● **Task details**
Below is a set of records; restate each one word for word.

[Begin Extracted information]

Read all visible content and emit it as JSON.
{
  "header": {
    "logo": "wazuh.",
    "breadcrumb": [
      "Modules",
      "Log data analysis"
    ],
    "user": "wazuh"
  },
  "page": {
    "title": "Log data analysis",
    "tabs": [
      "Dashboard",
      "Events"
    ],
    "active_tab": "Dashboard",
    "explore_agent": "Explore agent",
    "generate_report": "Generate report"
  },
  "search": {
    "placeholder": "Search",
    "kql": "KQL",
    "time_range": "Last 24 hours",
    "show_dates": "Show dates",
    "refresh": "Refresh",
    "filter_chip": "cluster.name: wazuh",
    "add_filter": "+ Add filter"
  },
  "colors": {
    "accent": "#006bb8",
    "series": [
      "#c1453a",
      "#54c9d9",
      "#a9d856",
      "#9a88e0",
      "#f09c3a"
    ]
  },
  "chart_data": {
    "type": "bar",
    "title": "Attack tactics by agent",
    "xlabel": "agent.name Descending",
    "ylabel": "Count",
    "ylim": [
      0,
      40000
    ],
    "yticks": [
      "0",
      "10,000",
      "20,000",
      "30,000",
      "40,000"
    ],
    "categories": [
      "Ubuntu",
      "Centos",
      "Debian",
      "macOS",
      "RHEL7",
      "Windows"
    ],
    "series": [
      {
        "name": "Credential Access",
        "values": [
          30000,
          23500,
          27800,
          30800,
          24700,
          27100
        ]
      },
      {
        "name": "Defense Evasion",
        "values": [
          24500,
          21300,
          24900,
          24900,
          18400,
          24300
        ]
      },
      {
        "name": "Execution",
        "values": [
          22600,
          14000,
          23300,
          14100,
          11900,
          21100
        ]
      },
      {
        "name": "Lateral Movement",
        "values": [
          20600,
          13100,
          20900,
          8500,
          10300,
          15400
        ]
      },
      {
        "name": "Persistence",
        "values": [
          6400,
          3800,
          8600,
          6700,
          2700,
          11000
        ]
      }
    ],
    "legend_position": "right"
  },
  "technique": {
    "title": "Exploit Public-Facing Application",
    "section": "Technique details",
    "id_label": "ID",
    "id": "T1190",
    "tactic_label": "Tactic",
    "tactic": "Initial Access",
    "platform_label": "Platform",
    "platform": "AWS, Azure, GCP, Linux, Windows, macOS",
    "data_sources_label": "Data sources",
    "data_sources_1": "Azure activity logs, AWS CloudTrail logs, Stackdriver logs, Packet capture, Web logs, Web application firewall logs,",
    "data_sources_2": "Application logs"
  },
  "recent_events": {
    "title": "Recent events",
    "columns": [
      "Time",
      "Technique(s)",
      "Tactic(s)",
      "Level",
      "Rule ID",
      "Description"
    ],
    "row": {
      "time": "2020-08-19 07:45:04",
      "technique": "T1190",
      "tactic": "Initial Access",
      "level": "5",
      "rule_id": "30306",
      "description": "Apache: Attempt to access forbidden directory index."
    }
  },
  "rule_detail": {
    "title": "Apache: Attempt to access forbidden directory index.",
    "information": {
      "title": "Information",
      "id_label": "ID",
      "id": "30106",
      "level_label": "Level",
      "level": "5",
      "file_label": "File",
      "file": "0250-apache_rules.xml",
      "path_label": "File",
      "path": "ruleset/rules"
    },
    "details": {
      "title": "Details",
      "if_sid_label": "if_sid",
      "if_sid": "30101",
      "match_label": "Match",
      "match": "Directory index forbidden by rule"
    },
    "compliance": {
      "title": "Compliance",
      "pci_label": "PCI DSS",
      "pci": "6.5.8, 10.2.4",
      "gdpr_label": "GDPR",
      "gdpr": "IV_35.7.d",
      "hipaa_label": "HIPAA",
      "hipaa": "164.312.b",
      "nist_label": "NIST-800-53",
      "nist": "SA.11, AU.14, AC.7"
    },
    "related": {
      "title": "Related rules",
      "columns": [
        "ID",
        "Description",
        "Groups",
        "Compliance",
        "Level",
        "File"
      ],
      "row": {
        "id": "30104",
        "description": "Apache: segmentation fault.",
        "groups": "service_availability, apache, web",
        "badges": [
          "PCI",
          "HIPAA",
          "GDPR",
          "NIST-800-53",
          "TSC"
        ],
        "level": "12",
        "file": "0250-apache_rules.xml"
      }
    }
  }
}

[End Extracted information]

● **Complete response**
Read all visible content and emit it as JSON.
{
  "header": {
    "logo": "wazuh.",
    "breadcrumb": [
      "Modules",
      "Log data analysis"
    ],
    "user": "wazuh"
  },
  "page": {
    "title": "Log data analysis",
    "tabs": [
      "Dashboard",
      "Events"
    ],
    "active_tab": "Dashboard",
    "explore_agent": "Explore agent",
    "generate_report": "Generate report"
  },
  "search": {
    "placeholder": "Search",
    "kql": "KQL",
    "time_range": "Last 24 hours",
    "show_dates": "Show dates",
    "refresh": "Refresh",
    "filter_chip": "cluster.name: wazuh",
    "add_filter": "+ Add filter"
  },
  "colors": {
    "accent": "#006bb8",
    "series": [
      "#c1453a",
      "#54c9d9",
      "#a9d856",
      "#9a88e0",
      "#f09c3a"
    ]
  },
  "chart_data": {
    "type": "bar",
    "title": "Attack tactics by agent",
    "xlabel": "agent.name Descending",
    "ylabel": "Count",
    "ylim": [
      0,
      40000
    ],
    "yticks": [
      "0",
      "10,000",
      "20,000",
      "30,000",
      "40,000"
    ],
    "categories": [
      "Ubuntu",
      "Centos",
      "Debian",
      "macOS",
      "RHEL7",
      "Windows"
    ],
    "series": [
      {
        "name": "Credential Access",
        "values": [
          30000,
          23500,
          27800,
          30800,
          24700,
          27100
        ]
      },
      {
        "name": "Defense Evasion",
        "values": [
          24500,
          21300,
          24900,
          24900,
          18400,
          24300
        ]
      },
      {
        "name": "Execution",
        "values": [
          22600,
          14000,
          23300,
          14100,
          11900,
          21100
        ]
      },
      {
        "name": "Lateral Movement",
        "values": [
          20600,
          13100,
          20900,
          8500,
          10300,
          15400
        ]
      },
      {
        "name": "Persistence",
        "values": [
          6400,
          3800,
          8600,
          6700,
          2700,
          11000
        ]
      }
    ],
    "legend_position": "right"
  },
  "technique": {
    "title": "Exploit Public-Facing Application",
    "section": "Technique details",
    "id_label": "ID",
    "id": "T1190",
    "tactic_label": "Tactic",
    "tactic": "Initial Access",
    "platform_label": "Platform",
    "platform": "AWS, Azure, GCP, Linux, Windows, macOS",
    "data_sources_label": "Data sources",
    "data_sources_1": "Azure activity logs, AWS CloudTrail logs, Stackdriver logs, Packet capture, Web logs, Web application firewall logs,",
    "data_sources_2": "Application logs"
  },
  "recent_events": {
    "title": "Recent events",
    "columns": [
      "Time",
      "Technique(s)",
      "Tactic(s)",
      "Level",
      "Rule ID",
      "Description"
    ],
    "row": {
      "time": "2020-08-19 07:45:04",
      "technique": "T1190",
      "tactic": "Initial Access",
      "level": "5",
      "rule_id": "30306",
      "description": "Apache: Attempt to access forbidden directory index."
    }
  },
  "rule_detail": {
    "title": "Apache: Attempt to access forbidden directory index.",
    "information": {
      "title": "Information",
      "id_label": "ID",
      "id": "30106",
      "level_label": "Level",
      "level": "5",
      "file_label": "File",
      "file": "0250-apache_rules.xml",
      "path_label": "File",
      "path": "ruleset/rules"
    },
    "details": {
      "title": "Details",
      "if_sid_label": "if_sid",
      "if_sid": "30101",
      "match_label": "Match",
      "match": "Directory index forbidden by rule"
    },
    "compliance": {
      "title": "Compliance",
      "pci_label": "PCI DSS",
      "pci": "6.5.8, 10.2.4",
      "gdpr_label": "GDPR",
      "gdpr": "IV_35.7.d",
      "hipaa_label": "HIPAA",
      "hipaa": "164.312.b",
      "nist_label": "NIST-800-53",
      "nist": "SA.11, AU.14, AC.7"
    },
    "related": {
      "title": "Related rules",
      "columns": [
        "ID",
        "Description",
        "Groups",
        "Compliance",
        "Level",
        "File"
      ],
      "row": {
        "id": "30104",
        "description": "Apache: segmentation fault.",
        "groups": "service_availability, apache, web",
        "badges": [
          "PCI",
          "HIPAA",
          "GDPR",
          "NIST-800-53",
          "TSC"
        ],
        "level": "12",
        "file": "0250-apache_rules.xml"
      }
    }
  }
}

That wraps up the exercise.